# WHAT YOU HAVE TO DO
At which conference, according to the post below about USB firmware attacks, did Adam Caudill and Brandon Wilson give their talk?

# EXTRACT PROVIDED
>>>>
An anonymous reader writes Now the NSA isn't the only one who can hack your USB firmware: "In a talk at the Derbycon hacker conference in Louisville, Kentucky last week, researchers Adam Caudill and Brandon Wilson showed that they've reverse engineered the same USB firmware as Nohl's SR Labs, reproducing some of Nohl's BadUSB tricks. And unlike Nohl, the hacker pair has also published the code for those attacks on Github, raising the stakes for USB makers to either fix the problem or leave hundreds of millions of users vulnerable." Personally, I always thought it was insane that USB drives don't come with physical write-protect switches to keep them from being infected by malware. (More on BadUSB here.)

4 of 97 comments (clear)

  1. Signed Firmware by Microlith · · Score: 4, Insightful

    A write-protect switch won't help you here, Timothy. They're going and reflashing the microcontroller, which means vendors will probably just burn a public key into the microcontroller and refuse to boot if the image signature doesn't match. They'll still have the firmware update capability they'll never use, but won't have to worry about attacks like this - short of someone stealing their private key.

    1. Re:Signed Firmware by Anonymous Coward · · Score: 4, Insightful

      Firmware signing will help that vector but that's only one type of threat.

      Your average USB/SD/whaterver flash storage device contains an interface/flash controller SoC that has 100(ish)mhz 32bit arm/mips core, some ram, and it's own embeded flash.

      These things are made by the millions every day, as cheaply as possible. They then go in to devices users jam in to every available port on their computers without a second thought.
<<<<
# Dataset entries
>>>>
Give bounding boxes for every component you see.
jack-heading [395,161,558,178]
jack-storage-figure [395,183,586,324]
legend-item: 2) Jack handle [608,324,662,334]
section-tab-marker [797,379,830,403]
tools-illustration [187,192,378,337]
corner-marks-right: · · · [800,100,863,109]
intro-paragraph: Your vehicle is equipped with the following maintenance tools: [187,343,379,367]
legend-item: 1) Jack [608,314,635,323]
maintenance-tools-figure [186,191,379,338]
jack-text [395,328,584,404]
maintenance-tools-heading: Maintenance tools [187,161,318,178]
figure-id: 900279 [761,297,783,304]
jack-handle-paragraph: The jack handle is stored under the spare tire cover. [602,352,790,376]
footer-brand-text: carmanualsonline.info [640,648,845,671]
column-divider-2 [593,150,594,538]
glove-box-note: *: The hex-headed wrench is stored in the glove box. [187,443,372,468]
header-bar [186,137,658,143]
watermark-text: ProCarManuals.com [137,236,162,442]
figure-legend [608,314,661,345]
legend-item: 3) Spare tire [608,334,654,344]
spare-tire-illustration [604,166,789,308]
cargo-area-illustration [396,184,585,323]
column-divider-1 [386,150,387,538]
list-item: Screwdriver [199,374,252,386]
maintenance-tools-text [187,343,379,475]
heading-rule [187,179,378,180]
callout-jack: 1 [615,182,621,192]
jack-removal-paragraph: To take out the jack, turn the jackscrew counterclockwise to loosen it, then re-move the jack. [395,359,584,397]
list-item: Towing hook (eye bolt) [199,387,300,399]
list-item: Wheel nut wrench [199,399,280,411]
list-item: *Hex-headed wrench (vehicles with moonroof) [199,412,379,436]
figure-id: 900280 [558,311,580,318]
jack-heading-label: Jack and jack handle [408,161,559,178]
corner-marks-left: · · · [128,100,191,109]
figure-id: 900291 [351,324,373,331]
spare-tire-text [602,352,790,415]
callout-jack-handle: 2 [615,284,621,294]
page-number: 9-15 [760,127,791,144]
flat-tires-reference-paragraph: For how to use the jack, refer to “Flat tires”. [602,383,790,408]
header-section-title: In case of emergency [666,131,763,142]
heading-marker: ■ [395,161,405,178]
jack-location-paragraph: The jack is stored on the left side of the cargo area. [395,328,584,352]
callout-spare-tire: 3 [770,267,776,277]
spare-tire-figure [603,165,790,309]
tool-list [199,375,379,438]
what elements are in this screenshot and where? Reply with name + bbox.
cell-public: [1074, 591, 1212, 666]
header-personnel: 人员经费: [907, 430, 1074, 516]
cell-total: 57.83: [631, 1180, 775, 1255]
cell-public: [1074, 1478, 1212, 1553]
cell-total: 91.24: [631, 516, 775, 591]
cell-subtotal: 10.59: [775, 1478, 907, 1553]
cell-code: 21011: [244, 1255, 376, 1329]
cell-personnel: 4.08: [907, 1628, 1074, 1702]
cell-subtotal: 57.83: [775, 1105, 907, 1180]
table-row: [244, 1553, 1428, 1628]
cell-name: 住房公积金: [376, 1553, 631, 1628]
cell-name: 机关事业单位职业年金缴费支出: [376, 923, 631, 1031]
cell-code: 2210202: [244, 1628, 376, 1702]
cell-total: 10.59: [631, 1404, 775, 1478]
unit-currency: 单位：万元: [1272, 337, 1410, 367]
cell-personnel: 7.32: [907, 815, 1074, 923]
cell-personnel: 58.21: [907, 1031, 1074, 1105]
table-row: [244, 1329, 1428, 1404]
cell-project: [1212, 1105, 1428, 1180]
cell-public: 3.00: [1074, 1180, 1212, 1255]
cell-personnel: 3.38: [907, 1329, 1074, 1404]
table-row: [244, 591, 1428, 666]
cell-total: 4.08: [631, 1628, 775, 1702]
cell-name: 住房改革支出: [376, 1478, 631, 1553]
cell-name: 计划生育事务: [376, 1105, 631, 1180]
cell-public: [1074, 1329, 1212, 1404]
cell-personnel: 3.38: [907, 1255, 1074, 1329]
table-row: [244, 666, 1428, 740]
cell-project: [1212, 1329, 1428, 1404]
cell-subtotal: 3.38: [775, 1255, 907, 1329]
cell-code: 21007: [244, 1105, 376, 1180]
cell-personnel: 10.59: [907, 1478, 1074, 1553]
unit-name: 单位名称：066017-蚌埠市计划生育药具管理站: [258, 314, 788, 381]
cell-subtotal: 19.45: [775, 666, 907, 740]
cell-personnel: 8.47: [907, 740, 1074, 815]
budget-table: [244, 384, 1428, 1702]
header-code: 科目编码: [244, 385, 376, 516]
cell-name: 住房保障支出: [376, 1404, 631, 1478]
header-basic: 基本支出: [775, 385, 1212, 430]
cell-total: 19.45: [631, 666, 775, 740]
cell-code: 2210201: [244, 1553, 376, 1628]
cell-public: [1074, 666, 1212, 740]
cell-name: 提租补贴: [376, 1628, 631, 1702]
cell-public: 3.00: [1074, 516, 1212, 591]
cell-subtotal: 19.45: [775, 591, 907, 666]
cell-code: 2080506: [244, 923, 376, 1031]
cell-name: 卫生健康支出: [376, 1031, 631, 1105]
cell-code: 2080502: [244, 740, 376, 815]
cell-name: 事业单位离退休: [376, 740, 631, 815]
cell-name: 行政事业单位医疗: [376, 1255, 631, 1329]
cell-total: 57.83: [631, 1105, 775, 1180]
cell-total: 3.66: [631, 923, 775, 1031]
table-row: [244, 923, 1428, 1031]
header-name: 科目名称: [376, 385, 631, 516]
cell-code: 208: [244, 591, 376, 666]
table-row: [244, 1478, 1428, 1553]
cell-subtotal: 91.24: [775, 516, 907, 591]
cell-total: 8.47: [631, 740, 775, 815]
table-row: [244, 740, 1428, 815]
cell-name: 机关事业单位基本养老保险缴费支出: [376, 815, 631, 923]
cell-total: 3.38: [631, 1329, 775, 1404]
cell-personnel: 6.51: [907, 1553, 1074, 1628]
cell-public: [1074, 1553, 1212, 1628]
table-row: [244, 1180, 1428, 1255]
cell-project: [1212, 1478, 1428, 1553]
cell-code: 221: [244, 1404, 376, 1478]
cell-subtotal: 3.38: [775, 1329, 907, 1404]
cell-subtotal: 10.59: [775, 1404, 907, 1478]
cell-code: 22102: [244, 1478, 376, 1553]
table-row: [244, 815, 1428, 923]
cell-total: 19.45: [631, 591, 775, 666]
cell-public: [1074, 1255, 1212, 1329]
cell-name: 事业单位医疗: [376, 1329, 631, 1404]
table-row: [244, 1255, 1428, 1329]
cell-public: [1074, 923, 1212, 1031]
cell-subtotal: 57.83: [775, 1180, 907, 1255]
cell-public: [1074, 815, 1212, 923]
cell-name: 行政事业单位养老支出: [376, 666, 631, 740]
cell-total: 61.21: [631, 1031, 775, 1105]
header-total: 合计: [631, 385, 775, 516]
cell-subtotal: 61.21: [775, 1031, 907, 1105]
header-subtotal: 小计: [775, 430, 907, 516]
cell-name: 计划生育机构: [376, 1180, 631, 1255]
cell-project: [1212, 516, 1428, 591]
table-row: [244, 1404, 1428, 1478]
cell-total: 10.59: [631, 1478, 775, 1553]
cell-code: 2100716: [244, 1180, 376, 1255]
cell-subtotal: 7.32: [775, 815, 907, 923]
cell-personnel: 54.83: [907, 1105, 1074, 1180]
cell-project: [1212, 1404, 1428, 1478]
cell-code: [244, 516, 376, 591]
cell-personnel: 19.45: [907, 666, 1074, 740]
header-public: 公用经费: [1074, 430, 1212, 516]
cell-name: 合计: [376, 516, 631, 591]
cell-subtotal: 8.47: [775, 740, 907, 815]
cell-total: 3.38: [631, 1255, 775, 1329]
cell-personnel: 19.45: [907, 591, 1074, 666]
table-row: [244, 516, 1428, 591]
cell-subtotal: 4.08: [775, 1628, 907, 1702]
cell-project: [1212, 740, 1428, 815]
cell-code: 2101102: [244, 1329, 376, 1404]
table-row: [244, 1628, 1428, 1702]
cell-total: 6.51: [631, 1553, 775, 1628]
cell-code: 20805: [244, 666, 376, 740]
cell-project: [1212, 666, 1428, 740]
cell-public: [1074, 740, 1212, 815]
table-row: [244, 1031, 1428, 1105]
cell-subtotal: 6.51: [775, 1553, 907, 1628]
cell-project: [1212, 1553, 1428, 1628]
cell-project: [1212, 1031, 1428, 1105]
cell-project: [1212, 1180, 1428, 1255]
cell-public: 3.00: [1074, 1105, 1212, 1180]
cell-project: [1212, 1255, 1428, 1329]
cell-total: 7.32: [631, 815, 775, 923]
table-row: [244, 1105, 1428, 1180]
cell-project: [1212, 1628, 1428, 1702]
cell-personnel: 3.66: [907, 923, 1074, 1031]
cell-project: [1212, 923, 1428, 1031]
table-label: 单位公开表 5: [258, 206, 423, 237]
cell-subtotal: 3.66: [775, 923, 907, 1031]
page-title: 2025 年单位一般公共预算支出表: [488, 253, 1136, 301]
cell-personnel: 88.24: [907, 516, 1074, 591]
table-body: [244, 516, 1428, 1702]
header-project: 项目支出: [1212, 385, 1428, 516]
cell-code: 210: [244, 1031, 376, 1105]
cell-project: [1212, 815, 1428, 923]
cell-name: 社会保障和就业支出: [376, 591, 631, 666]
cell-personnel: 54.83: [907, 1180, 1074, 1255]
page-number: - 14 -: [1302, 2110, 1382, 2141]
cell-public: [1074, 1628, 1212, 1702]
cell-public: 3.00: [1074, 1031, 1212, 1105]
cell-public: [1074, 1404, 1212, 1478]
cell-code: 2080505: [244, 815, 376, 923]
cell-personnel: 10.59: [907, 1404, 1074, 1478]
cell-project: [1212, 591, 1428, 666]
<<<<
# SOLUTION FOR THIS EXERCISE
The Derbycon hacker conference in Louisville, Kentucky.